Prompt: Please pull out every line that includes the string "name".

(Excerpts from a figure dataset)
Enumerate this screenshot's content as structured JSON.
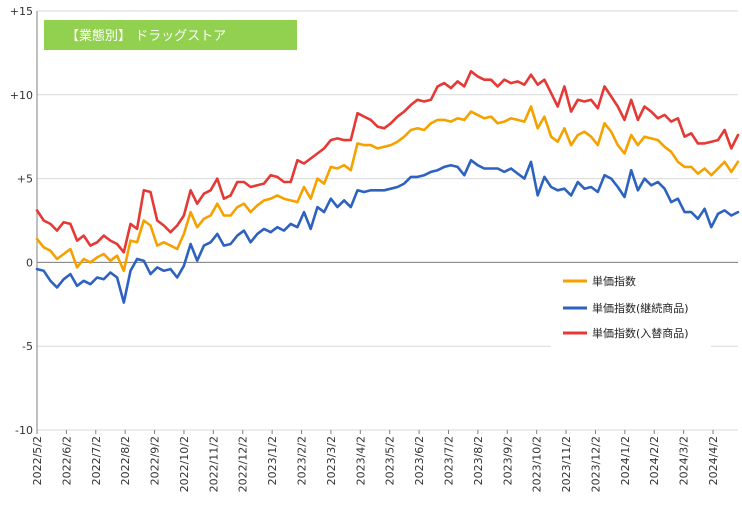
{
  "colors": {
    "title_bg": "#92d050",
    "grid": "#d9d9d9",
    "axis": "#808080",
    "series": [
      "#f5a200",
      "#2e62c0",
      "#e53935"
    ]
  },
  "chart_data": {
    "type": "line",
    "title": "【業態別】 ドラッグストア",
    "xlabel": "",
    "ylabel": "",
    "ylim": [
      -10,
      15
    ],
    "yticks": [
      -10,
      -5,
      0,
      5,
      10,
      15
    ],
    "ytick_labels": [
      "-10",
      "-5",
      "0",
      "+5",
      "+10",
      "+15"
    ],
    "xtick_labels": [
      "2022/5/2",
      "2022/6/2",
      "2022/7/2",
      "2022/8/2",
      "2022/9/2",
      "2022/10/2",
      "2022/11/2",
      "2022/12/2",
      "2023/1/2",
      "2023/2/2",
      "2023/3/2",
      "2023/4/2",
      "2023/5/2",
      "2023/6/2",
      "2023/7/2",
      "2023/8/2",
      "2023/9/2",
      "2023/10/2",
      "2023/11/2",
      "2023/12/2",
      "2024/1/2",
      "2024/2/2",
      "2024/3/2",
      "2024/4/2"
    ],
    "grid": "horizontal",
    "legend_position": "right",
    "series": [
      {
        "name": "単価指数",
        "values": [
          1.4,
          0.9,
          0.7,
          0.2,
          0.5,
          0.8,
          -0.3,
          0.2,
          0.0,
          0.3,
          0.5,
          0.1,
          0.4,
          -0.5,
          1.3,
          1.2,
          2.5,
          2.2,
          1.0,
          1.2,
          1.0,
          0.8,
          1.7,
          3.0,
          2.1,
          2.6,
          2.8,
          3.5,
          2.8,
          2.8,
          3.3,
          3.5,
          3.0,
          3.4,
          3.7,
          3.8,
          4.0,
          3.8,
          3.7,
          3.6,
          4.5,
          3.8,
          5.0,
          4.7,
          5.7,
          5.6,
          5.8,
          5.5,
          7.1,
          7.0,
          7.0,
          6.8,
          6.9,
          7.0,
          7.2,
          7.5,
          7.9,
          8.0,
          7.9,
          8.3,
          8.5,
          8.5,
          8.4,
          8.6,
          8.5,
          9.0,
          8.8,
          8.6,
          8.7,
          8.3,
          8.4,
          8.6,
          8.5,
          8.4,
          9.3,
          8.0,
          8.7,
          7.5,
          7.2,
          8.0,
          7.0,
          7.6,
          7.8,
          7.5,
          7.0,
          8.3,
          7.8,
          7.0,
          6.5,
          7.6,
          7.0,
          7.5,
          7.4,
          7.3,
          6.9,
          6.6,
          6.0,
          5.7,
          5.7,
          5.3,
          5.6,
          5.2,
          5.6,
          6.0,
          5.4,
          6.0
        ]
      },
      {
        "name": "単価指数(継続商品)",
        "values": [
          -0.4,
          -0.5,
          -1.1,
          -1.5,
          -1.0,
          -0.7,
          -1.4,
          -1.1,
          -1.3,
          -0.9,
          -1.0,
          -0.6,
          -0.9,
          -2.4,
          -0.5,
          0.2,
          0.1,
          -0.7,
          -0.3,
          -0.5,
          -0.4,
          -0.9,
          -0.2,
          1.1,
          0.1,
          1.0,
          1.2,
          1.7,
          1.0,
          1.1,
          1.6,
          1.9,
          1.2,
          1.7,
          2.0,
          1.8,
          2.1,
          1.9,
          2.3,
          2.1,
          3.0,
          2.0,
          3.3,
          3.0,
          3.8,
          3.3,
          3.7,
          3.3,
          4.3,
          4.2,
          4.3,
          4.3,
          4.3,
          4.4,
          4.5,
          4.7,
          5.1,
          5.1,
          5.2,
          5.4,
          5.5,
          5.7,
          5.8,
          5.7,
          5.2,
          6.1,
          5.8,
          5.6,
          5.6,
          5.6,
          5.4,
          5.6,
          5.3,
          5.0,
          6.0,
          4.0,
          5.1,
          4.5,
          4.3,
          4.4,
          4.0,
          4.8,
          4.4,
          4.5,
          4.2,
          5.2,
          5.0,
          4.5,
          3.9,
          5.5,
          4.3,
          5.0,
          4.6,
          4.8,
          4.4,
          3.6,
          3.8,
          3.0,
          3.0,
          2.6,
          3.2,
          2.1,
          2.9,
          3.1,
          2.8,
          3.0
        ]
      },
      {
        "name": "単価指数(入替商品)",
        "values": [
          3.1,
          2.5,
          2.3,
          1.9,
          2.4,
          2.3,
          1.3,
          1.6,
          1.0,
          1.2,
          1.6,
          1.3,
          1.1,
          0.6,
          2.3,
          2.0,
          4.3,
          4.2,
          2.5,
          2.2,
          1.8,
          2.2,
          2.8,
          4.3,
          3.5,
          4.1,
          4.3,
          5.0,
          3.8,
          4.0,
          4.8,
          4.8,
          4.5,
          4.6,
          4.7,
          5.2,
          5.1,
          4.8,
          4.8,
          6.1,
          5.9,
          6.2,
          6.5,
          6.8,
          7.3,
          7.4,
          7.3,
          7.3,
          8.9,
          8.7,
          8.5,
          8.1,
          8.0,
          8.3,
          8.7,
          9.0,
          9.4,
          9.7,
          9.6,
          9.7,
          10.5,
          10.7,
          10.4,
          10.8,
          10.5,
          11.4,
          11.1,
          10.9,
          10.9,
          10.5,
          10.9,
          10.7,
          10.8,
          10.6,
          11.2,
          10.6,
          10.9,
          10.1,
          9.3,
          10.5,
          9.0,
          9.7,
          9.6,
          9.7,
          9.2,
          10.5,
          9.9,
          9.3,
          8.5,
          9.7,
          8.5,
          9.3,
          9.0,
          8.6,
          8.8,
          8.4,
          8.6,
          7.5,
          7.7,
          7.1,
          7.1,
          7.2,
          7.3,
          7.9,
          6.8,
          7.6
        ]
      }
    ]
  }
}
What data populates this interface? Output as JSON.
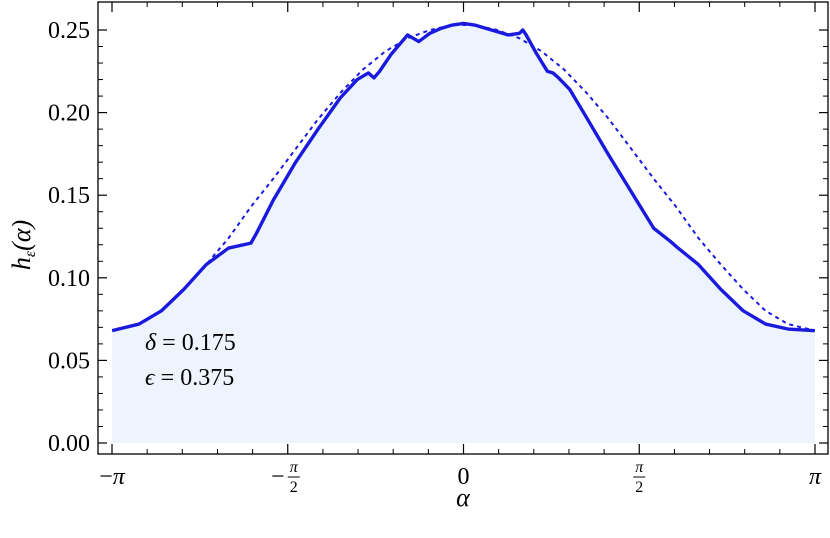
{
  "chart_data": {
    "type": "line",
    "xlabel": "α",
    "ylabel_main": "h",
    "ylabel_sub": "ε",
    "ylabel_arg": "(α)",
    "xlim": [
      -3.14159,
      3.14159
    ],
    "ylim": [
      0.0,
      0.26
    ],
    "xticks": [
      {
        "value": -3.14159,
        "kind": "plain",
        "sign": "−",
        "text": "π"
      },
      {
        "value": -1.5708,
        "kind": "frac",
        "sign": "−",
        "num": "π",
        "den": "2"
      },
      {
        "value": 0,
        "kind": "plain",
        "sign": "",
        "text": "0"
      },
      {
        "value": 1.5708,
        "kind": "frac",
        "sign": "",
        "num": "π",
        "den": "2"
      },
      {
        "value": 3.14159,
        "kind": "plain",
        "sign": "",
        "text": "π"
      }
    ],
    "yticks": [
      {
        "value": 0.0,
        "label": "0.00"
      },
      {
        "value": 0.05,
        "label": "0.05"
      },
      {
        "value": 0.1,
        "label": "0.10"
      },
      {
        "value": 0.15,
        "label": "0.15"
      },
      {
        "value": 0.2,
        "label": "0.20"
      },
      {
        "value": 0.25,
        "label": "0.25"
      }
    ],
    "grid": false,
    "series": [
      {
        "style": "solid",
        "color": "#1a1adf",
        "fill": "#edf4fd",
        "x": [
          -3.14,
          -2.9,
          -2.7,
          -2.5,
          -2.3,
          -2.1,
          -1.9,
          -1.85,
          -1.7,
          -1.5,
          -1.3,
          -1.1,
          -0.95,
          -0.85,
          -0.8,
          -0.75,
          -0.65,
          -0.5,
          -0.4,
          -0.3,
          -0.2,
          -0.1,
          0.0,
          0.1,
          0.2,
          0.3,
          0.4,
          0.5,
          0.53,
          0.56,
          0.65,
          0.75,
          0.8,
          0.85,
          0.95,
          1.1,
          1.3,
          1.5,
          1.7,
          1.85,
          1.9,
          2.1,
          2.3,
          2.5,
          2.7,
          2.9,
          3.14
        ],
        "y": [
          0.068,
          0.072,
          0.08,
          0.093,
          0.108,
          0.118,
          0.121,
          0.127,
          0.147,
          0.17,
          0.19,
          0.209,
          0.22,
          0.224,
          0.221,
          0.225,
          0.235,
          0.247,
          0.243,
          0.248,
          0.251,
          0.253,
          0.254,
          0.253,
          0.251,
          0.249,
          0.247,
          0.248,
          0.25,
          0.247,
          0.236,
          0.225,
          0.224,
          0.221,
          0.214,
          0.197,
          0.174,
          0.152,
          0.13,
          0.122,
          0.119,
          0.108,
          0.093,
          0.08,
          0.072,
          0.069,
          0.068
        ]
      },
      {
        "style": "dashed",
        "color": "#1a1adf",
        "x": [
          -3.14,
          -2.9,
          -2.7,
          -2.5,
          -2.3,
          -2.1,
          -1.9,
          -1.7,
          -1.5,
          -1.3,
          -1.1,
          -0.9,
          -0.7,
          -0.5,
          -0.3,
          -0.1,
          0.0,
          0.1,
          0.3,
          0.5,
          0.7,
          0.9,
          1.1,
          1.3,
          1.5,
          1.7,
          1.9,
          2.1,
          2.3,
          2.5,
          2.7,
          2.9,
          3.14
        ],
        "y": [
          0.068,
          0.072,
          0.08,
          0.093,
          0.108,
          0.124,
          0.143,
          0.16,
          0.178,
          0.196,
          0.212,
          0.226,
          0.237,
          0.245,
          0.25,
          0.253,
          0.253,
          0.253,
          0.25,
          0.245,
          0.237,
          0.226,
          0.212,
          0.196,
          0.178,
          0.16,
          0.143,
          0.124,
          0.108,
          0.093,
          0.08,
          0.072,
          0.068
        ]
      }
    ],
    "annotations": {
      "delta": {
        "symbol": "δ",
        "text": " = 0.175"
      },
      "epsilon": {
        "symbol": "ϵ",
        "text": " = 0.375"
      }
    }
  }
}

Expected output:
        "name": "単価指数",
        "name": "単価指数(継続商品)",
        "name": "単価指数(入替商品)",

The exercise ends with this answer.